*Goal of the exercise*
Copy every line of the entries that includes the word "Refund".

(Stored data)

□ □ □ □ □ □ □

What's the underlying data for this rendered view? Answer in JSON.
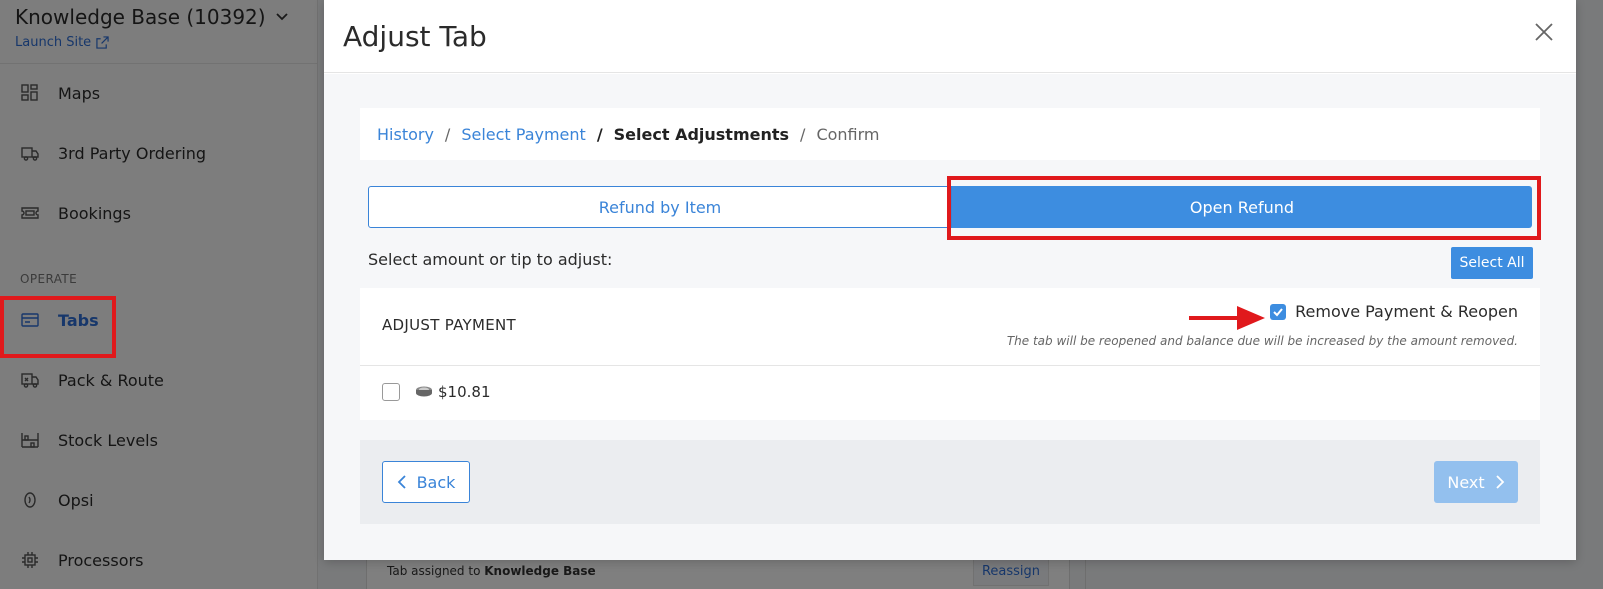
{
  "sidebar": {
    "site_name": "Knowledge Base (10392)",
    "launch_site": "Launch Site",
    "section_label": "OPERATE",
    "items": [
      {
        "label": "Maps",
        "icon": "grid-icon"
      },
      {
        "label": "3rd Party Ordering",
        "icon": "delivery-truck-icon"
      },
      {
        "label": "Bookings",
        "icon": "ticket-icon"
      },
      {
        "label": "Tabs",
        "icon": "card-icon"
      },
      {
        "label": "Pack & Route",
        "icon": "pack-route-icon"
      },
      {
        "label": "Stock Levels",
        "icon": "shelves-icon"
      },
      {
        "label": "Opsi",
        "icon": "opsi-icon"
      },
      {
        "label": "Processors",
        "icon": "chip-icon"
      }
    ]
  },
  "background": {
    "tab_assigned_prefix": "Tab assigned to",
    "tab_assigned_name": "Knowledge Base",
    "reassign": "Reassign"
  },
  "modal": {
    "title": "Adjust Tab",
    "breadcrumb": {
      "history": "History",
      "select_payment": "Select Payment",
      "select_adjustments": "Select Adjustments",
      "confirm": "Confirm",
      "separator": "/"
    },
    "tabs": {
      "refund_by_item": "Refund by Item",
      "open_refund": "Open Refund"
    },
    "select_label": "Select amount or tip to adjust:",
    "select_all": "Select All",
    "adjust": {
      "title": "ADJUST PAYMENT",
      "remove_label": "Remove Payment & Reopen",
      "remove_checked": true,
      "note": "The tab will be reopened and balance due will be increased by the amount removed.",
      "payment_amount": "$10.81",
      "payment_checked": false
    },
    "footer": {
      "back": "Back",
      "next": "Next"
    }
  },
  "colors": {
    "accent": "#3d8de0",
    "annotation_red": "#e0191c",
    "next_disabled": "#93c0ee"
  }
}
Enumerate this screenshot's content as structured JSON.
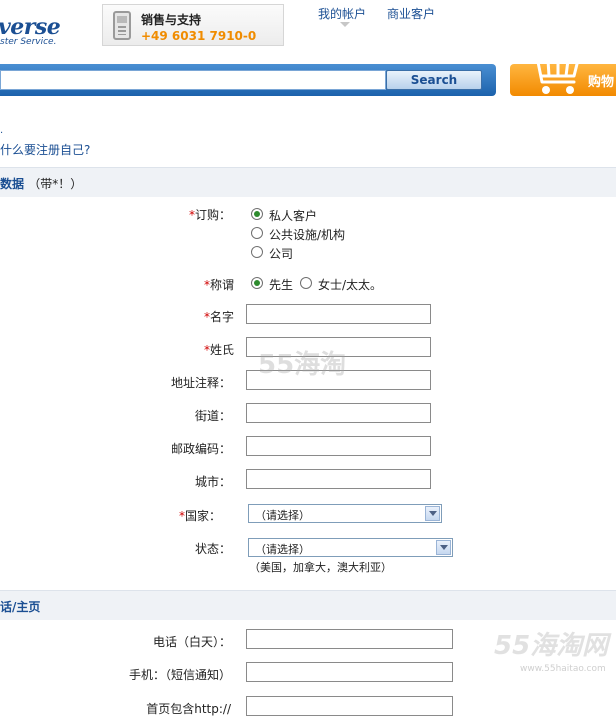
{
  "header": {
    "logo_text": "verse",
    "logo_tagline": "ster Service.",
    "support_title": "销售与支持",
    "support_phone": "+49 6031 7910-0",
    "links": {
      "my_account": "我的帐户",
      "business": "商业客户"
    },
    "search_placeholder": "",
    "search_button": "Search",
    "cart_label": "购物"
  },
  "intro": {
    "dot": "·",
    "why_register": "什么要注册自己?"
  },
  "section_personal": {
    "title": "数据",
    "note": "（带*！）"
  },
  "form": {
    "order": {
      "label": "订购：",
      "options": [
        "私人客户",
        "公共设施/机构",
        "公司"
      ],
      "selected_index": 0
    },
    "salutation": {
      "label": "称谓",
      "options": [
        "先生",
        "女士/太太。"
      ],
      "selected_index": 0
    },
    "first_name": {
      "label": "名字",
      "value": ""
    },
    "last_name": {
      "label": "姓氏",
      "value": ""
    },
    "address_note": {
      "label": "地址注释：",
      "value": ""
    },
    "street": {
      "label": "街道：",
      "value": ""
    },
    "postcode": {
      "label": "邮政编码：",
      "value": ""
    },
    "city": {
      "label": "城市：",
      "value": ""
    },
    "country": {
      "label": "国家：",
      "selected": "（请选择）"
    },
    "state": {
      "label": "状态：",
      "selected": "（请选择）",
      "hint": "（美国，加拿大，澳大利亚）"
    }
  },
  "section_contact": {
    "title": "话/主页"
  },
  "contact": {
    "phone_day": {
      "label": "电话（白天）：",
      "value": ""
    },
    "mobile": {
      "label": "手机：（短信通知）",
      "value": ""
    },
    "homepage": {
      "label": "首页包含http://",
      "value": ""
    }
  },
  "watermarks": {
    "main": "55海淘",
    "corner": "55海淘网",
    "corner_url": "www.55haitao.com"
  },
  "colors": {
    "link": "#1b4f93",
    "required": "#d00000",
    "phone": "#f08c00",
    "search_bar": "#1c62ac",
    "cart": "#f28a00"
  },
  "icons": {
    "support": "phone-icon",
    "cart": "shopping-cart-icon"
  }
}
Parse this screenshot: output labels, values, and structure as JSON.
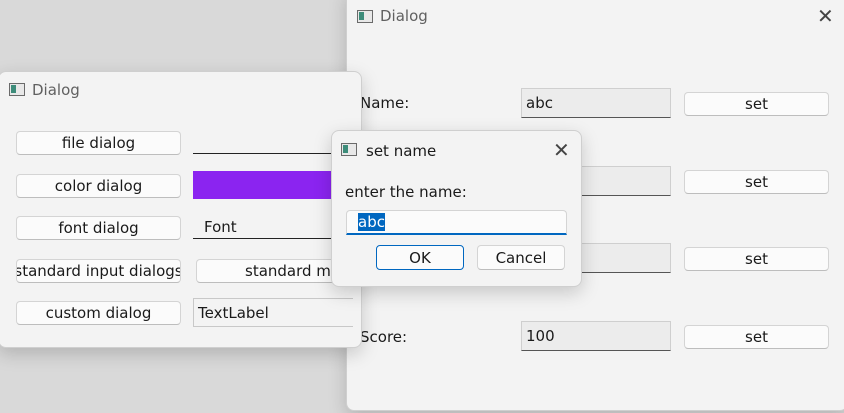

□ □ □ □ □ □ □

*The response*
      "refund_by_item": "Refund by Item",
      "open_refund": "Open Refund"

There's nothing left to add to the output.